GIVEN REQUEST »
Repeat each record below exactly, dropping the pictures.

GIVEN RECORDS »
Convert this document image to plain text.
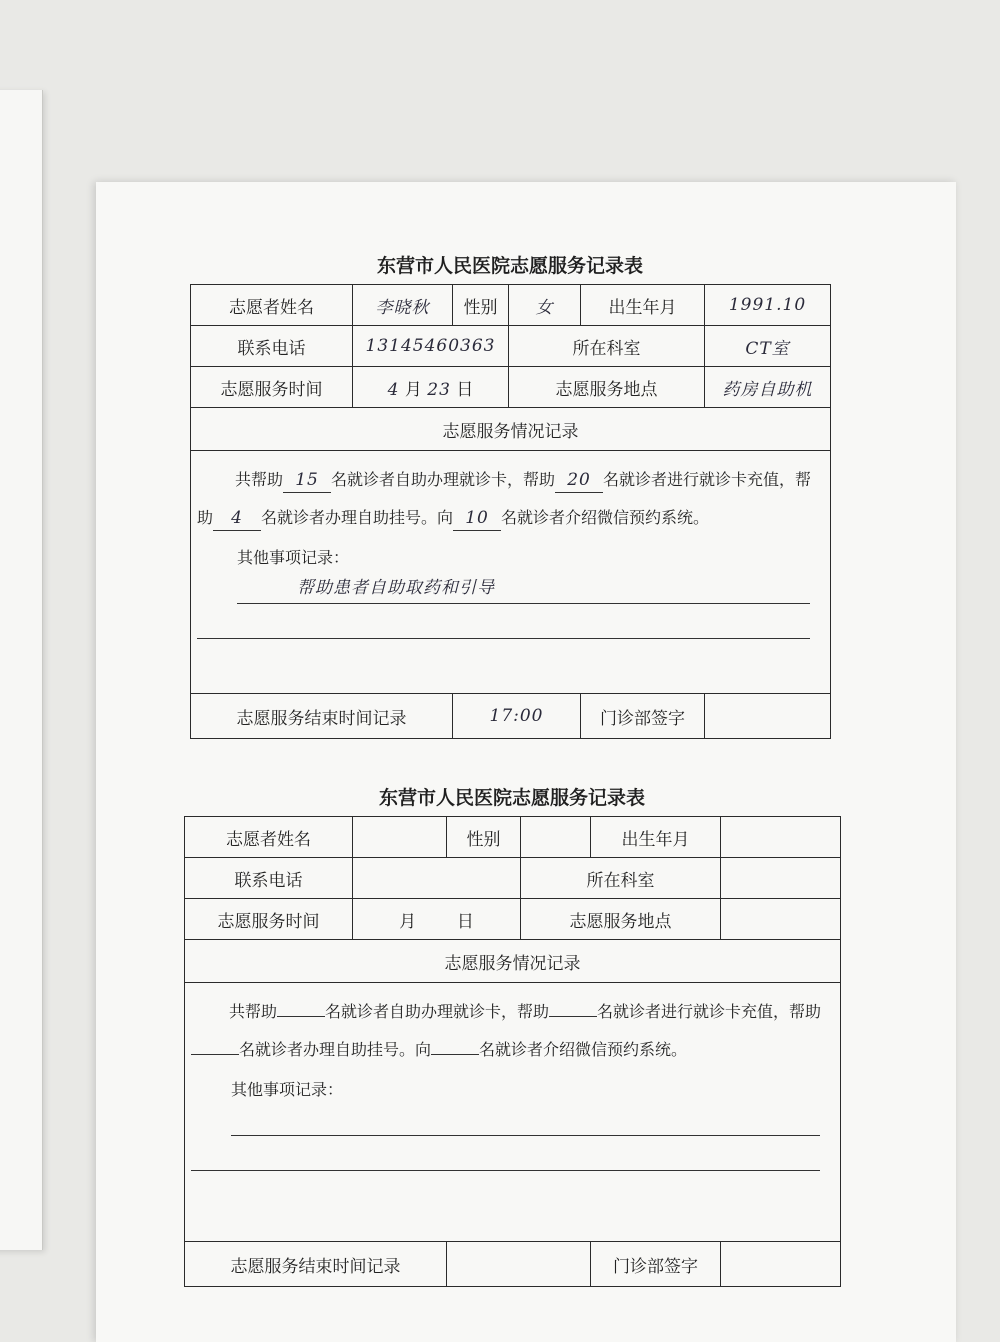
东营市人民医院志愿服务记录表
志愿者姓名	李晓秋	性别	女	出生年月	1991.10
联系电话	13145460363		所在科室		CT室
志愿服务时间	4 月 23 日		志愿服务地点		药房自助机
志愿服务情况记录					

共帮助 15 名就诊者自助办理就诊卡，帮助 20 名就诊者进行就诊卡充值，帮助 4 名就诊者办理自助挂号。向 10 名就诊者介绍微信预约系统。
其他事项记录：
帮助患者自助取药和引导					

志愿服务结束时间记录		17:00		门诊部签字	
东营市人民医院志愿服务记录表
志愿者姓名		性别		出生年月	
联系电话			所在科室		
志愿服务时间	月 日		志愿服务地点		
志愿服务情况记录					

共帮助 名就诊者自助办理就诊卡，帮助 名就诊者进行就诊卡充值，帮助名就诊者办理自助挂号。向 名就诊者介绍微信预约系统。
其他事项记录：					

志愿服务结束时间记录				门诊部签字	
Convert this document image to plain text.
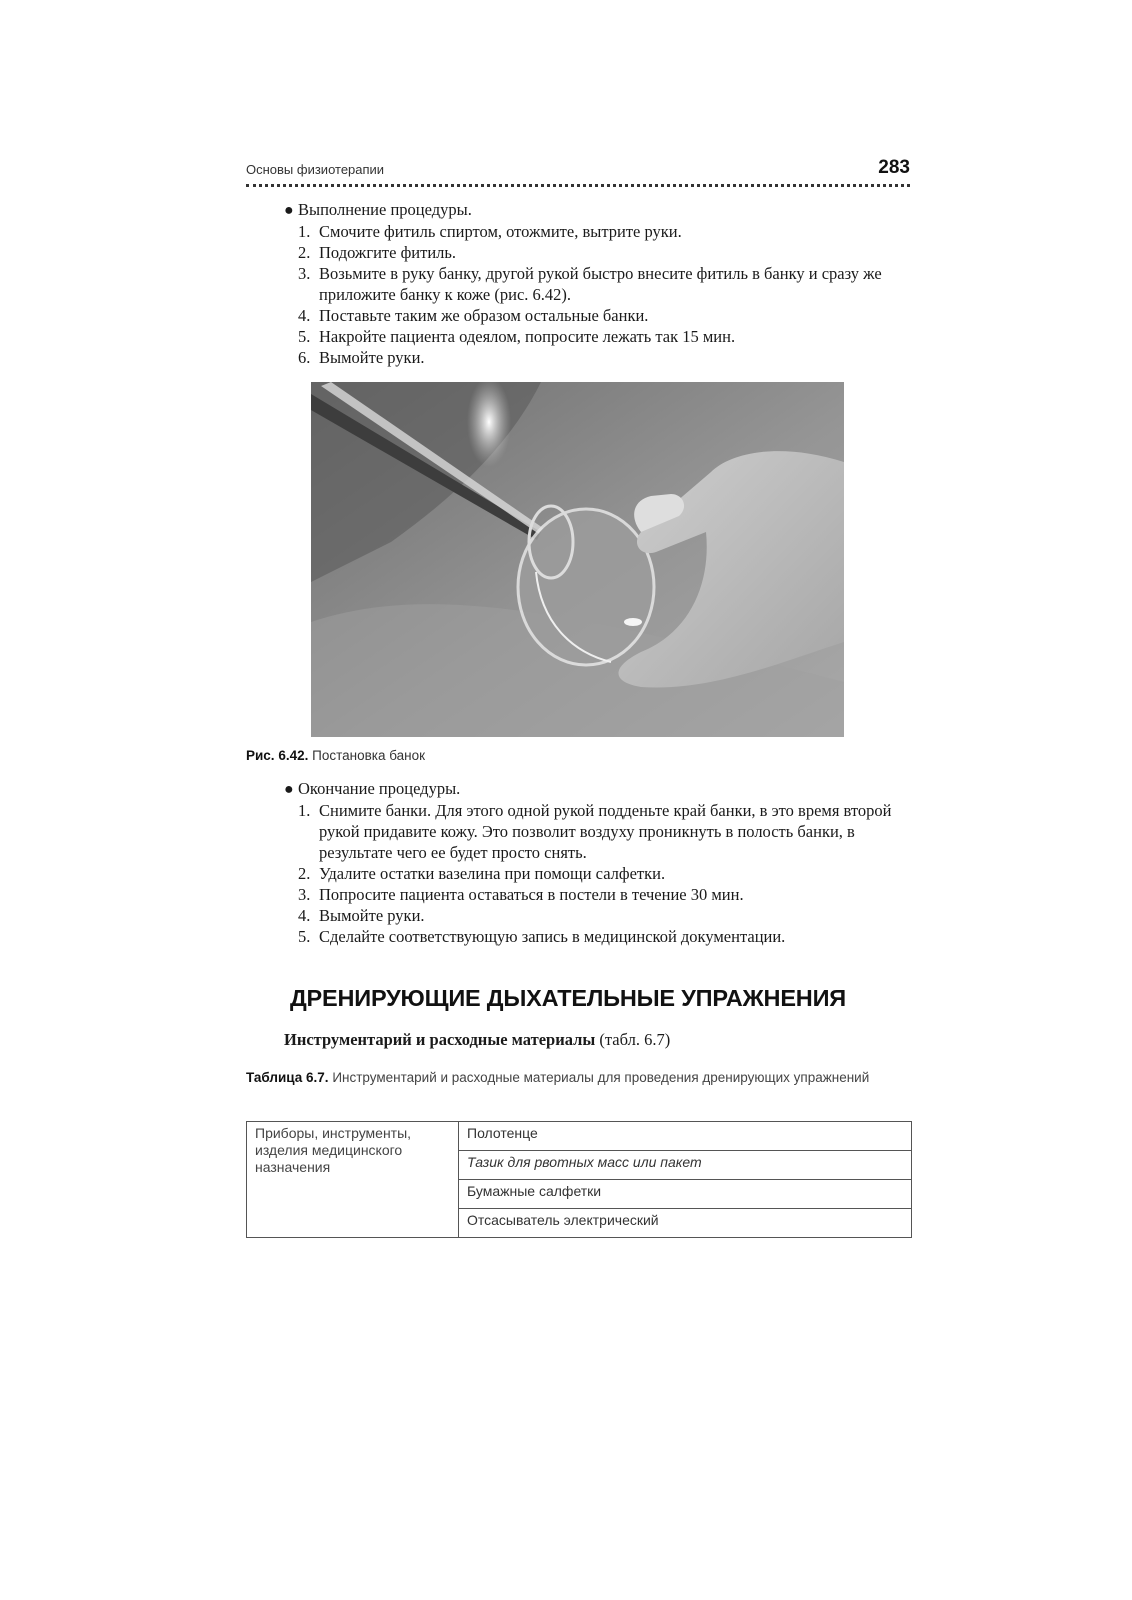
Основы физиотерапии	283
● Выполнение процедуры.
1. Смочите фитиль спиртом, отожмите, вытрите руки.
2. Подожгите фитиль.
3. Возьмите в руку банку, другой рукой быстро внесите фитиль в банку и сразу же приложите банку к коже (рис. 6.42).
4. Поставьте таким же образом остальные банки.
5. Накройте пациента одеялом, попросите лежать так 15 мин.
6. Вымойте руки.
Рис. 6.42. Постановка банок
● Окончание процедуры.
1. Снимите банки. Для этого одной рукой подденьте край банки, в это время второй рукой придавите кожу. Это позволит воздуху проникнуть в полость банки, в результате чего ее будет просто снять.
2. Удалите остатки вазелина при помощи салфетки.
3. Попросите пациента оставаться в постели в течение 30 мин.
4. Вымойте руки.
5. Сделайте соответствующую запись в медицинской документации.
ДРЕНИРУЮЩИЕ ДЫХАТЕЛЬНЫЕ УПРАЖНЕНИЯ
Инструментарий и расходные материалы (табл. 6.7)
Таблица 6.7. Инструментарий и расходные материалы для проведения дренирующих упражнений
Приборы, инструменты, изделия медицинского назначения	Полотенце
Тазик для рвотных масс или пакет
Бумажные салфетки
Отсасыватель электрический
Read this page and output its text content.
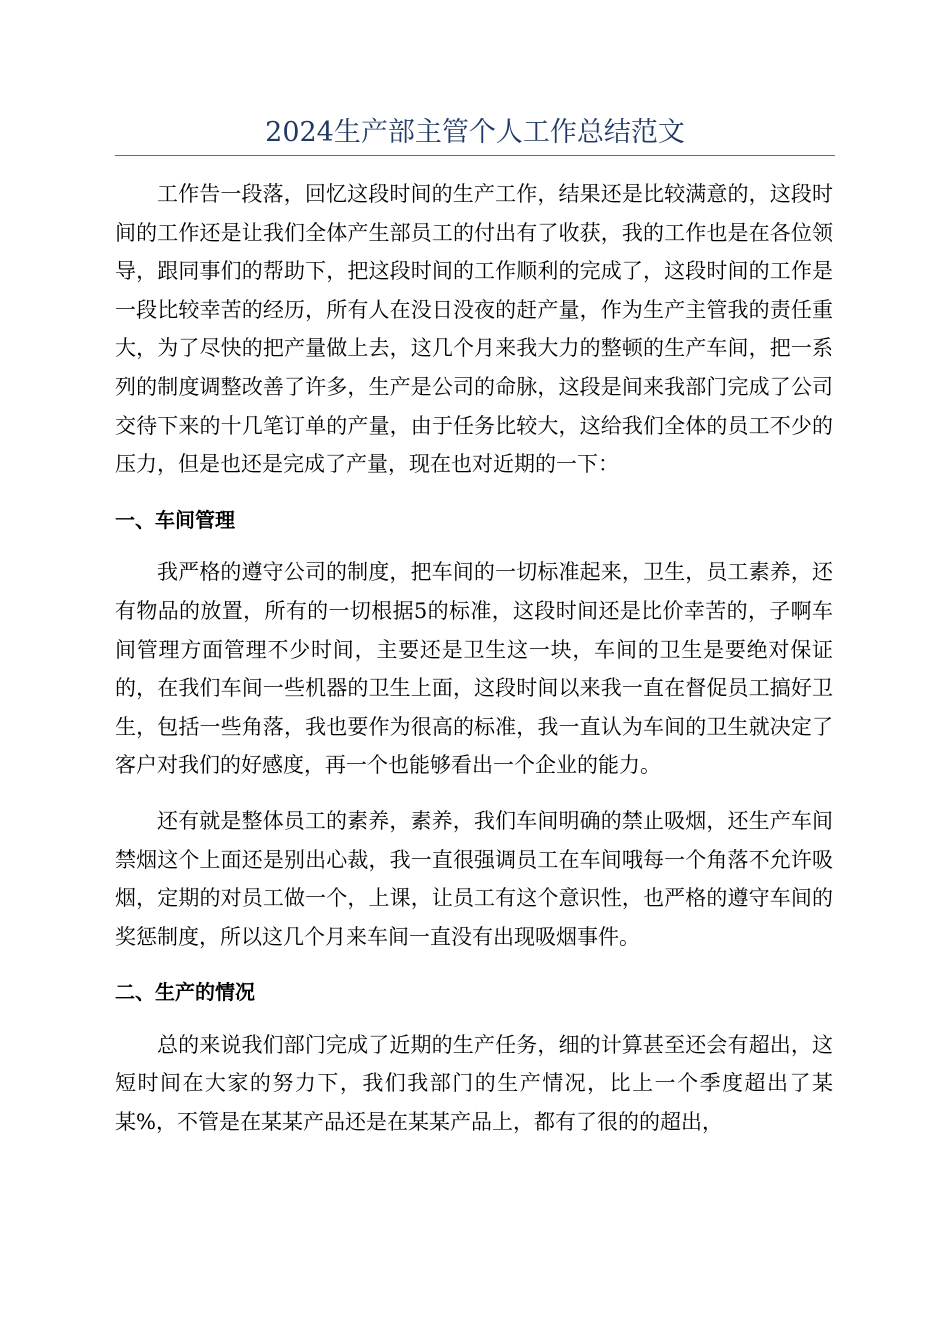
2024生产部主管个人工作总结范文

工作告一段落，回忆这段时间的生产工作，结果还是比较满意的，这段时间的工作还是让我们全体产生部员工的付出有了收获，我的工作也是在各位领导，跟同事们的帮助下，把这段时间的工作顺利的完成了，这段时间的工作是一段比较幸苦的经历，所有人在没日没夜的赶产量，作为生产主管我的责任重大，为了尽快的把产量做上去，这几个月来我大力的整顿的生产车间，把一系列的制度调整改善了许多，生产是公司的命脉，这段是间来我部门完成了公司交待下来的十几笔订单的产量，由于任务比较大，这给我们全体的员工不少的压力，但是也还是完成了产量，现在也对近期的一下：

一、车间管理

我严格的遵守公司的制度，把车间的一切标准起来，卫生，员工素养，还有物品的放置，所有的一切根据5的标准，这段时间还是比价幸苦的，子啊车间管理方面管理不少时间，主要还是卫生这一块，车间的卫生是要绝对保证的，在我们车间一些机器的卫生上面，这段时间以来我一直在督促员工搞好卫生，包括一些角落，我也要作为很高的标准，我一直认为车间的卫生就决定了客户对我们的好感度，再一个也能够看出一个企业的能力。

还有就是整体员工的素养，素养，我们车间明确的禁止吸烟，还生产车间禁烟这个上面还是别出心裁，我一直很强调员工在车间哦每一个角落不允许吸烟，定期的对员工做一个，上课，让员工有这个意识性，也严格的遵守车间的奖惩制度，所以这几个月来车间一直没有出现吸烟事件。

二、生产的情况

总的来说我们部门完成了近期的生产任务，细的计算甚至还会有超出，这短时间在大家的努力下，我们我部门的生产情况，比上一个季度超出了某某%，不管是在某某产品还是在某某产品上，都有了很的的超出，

TASK ANSWER »
Convert this document image to plain text.
东营市人民医院志愿服务记录表
志愿者姓名	李晓秋	性别	女	出生年月	1991.10
联系电话	13145460363		所在科室		CT室
志愿服务时间	4 月 23 日		志愿服务地点		药房自助机
志愿服务情况记录					

共帮助 15 名就诊者自助办理就诊卡，帮助 20 名就诊者进行就诊卡充值，帮助 4 名就诊者办理自助挂号。向 10 名就诊者介绍微信预约系统。
其他事项记录：
帮助患者自助取药和引导					

志愿服务结束时间记录		17:00		门诊部签字	
东营市人民医院志愿服务记录表
志愿者姓名		性别		出生年月	
联系电话			所在科室		
志愿服务时间	月 日		志愿服务地点		
志愿服务情况记录					

共帮助 名就诊者自助办理就诊卡，帮助 名就诊者进行就诊卡充值，帮助名就诊者办理自助挂号。向 名就诊者介绍微信预约系统。
其他事项记录：					

志愿服务结束时间记录				门诊部签字	
Convert this document image to plain text.
Основы физиотерапии	283
● Выполнение процедуры.
1. Смочите фитиль спиртом, отожмите, вытрите руки.
2. Подожгите фитиль.
3. Возьмите в руку банку, другой рукой быстро внесите фитиль в банку и сразу же приложите банку к коже (рис. 6.42).
4. Поставьте таким же образом остальные банки.
5. Накройте пациента одеялом, попросите лежать так 15 мин.
6. Вымойте руки.
Рис. 6.42. Постановка банок
● Окончание процедуры.
1. Снимите банки. Для этого одной рукой подденьте край банки, в это время второй рукой придавите кожу. Это позволит воздуху проникнуть в полость банки, в результате чего ее будет просто снять.
2. Удалите остатки вазелина при помощи салфетки.
3. Попросите пациента оставаться в постели в течение 30 мин.
4. Вымойте руки.
5. Сделайте соответствующую запись в медицинской документации.
ДРЕНИРУЮЩИЕ ДЫХАТЕЛЬНЫЕ УПРАЖНЕНИЯ
Инструментарий и расходные материалы (табл. 6.7)
Таблица 6.7. Инструментарий и расходные материалы для проведения дренирующих упражнений
Приборы, инструменты, изделия медицинского назначения	Полотенце
Тазик для рвотных масс или пакет
Бумажные салфетки
Отсасыватель электрический
Read this page and output its text content.
2024生产部主管个人工作总结范文

工作告一段落，回忆这段时间的生产工作，结果还是比较满意的，这段时间的工作还是让我们全体产生部员工的付出有了收获，我的工作也是在各位领导，跟同事们的帮助下，把这段时间的工作顺利的完成了，这段时间的工作是一段比较幸苦的经历，所有人在没日没夜的赶产量，作为生产主管我的责任重大，为了尽快的把产量做上去，这几个月来我大力的整顿的生产车间，把一系列的制度调整改善了许多，生产是公司的命脉，这段是间来我部门完成了公司交待下来的十几笔订单的产量，由于任务比较大，这给我们全体的员工不少的压力，但是也还是完成了产量，现在也对近期的一下：

一、车间管理

我严格的遵守公司的制度，把车间的一切标准起来，卫生，员工素养，还有物品的放置，所有的一切根据5的标准，这段时间还是比价幸苦的，子啊车间管理方面管理不少时间，主要还是卫生这一块，车间的卫生是要绝对保证的，在我们车间一些机器的卫生上面，这段时间以来我一直在督促员工搞好卫生，包括一些角落，我也要作为很高的标准，我一直认为车间的卫生就决定了客户对我们的好感度，再一个也能够看出一个企业的能力。

还有就是整体员工的素养，素养，我们车间明确的禁止吸烟，还生产车间禁烟这个上面还是别出心裁，我一直很强调员工在车间哦每一个角落不允许吸烟，定期的对员工做一个，上课，让员工有这个意识性，也严格的遵守车间的奖惩制度，所以这几个月来车间一直没有出现吸烟事件。

二、生产的情况

总的来说我们部门完成了近期的生产任务，细的计算甚至还会有超出，这短时间在大家的努力下，我们我部门的生产情况，比上一个季度超出了某某%，不管是在某某产品还是在某某产品上，都有了很的的超出，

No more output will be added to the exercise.